Objective
Using the entries that follow, collect the lines where the word "JSON" appears.

Part of a data file:
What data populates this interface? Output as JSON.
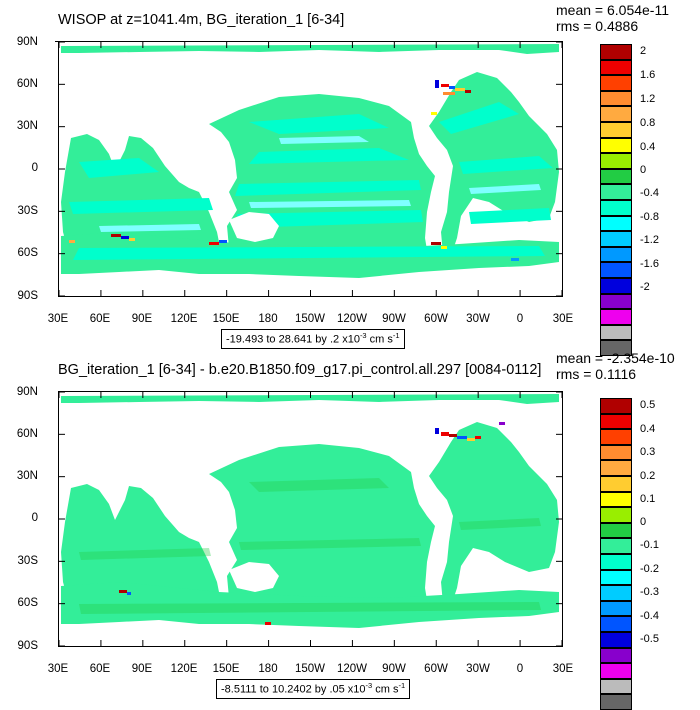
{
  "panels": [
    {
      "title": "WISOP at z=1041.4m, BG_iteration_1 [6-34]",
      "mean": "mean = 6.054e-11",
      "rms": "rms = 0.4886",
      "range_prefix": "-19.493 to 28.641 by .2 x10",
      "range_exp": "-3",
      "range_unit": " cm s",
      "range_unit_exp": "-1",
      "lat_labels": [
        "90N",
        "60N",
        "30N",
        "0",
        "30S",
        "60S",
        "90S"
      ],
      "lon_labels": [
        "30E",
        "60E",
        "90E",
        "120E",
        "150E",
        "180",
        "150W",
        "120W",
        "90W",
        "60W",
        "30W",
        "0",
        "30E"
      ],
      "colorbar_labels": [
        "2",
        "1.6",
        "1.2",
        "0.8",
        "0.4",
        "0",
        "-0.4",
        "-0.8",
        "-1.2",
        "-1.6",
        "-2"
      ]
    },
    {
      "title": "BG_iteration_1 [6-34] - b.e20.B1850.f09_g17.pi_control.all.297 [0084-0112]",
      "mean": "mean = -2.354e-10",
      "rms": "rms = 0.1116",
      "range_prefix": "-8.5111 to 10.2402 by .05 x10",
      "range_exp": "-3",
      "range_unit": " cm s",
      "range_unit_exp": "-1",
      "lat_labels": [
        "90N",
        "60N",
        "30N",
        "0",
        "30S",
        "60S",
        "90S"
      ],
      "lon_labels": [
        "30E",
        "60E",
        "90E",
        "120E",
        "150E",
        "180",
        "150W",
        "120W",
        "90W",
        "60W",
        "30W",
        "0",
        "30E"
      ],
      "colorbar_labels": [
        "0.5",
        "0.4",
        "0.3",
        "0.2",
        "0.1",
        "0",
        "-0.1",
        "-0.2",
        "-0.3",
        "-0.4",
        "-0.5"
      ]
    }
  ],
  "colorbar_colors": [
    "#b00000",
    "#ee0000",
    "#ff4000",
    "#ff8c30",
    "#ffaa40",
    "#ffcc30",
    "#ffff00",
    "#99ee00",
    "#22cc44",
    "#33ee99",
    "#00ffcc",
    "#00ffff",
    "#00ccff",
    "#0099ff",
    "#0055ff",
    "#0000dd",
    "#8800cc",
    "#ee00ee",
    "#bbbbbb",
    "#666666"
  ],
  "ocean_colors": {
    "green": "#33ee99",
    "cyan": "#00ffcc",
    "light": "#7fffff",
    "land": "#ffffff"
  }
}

==

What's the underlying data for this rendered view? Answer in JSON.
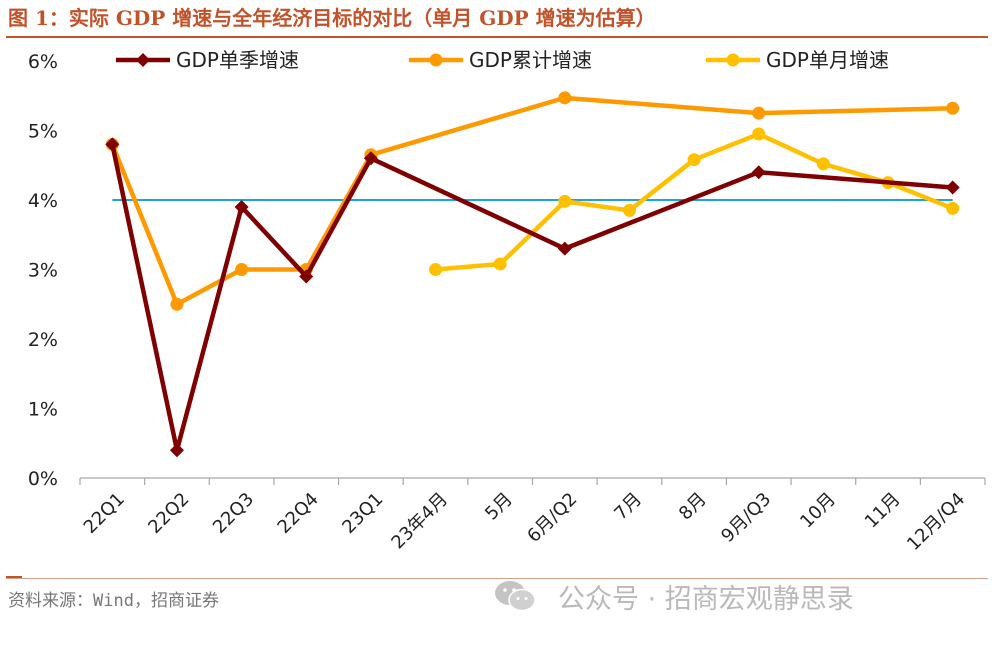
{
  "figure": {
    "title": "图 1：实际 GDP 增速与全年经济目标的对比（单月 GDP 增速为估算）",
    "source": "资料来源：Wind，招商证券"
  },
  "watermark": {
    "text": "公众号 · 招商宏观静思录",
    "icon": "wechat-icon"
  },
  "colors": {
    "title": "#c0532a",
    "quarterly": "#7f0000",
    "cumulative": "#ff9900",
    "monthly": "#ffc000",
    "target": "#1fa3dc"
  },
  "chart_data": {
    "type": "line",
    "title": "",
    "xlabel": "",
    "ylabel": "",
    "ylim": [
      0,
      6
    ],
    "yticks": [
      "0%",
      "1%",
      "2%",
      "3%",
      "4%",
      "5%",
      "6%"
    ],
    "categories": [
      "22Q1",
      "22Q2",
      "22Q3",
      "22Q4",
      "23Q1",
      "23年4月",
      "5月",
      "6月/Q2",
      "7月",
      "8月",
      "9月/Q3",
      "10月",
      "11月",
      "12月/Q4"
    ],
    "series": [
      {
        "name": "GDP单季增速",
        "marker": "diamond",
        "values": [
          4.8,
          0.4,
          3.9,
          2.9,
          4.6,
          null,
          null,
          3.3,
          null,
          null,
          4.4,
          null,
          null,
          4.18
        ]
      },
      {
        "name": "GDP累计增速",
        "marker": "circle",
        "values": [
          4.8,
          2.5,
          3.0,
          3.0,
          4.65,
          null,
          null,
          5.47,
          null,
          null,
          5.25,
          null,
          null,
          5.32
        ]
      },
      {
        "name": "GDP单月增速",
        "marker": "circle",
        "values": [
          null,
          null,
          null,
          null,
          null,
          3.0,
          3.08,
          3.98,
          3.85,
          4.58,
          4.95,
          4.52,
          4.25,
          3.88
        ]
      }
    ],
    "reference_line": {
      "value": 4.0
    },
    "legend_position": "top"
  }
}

==

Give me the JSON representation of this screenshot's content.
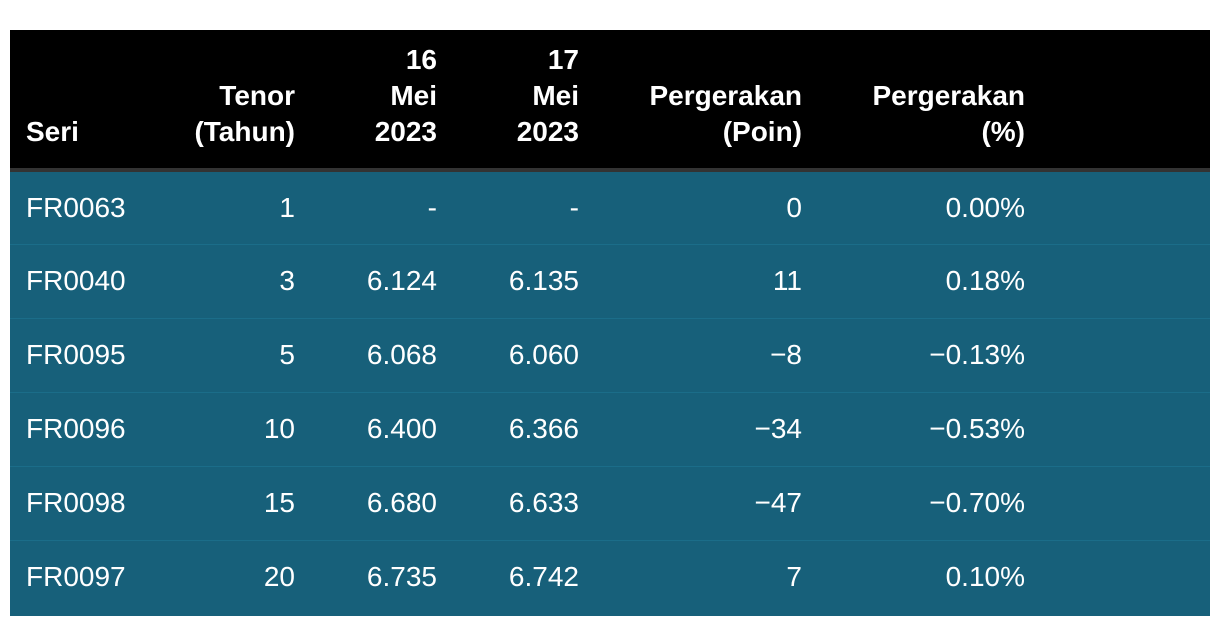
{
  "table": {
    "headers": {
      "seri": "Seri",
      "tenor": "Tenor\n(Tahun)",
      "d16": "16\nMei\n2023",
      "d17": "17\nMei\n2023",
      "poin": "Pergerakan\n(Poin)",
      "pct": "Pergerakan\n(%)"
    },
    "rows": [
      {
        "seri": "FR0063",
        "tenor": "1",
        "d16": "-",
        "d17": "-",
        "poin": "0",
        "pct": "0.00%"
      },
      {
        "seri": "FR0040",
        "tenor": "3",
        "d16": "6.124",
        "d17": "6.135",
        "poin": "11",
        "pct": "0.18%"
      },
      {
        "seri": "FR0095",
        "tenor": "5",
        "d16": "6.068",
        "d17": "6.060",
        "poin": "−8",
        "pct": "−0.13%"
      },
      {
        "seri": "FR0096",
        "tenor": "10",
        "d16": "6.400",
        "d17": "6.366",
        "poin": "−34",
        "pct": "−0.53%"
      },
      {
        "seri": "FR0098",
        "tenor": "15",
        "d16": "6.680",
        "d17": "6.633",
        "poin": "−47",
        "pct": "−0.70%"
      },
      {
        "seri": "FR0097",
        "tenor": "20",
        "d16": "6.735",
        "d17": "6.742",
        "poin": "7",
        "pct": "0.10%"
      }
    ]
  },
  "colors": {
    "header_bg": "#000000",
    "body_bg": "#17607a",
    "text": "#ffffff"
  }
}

Task answer
What data populates this interface? Output as JSON.
What's the underlying data for this rendered view? Answer in JSON.
Give me the JSON representation of this screenshot's content.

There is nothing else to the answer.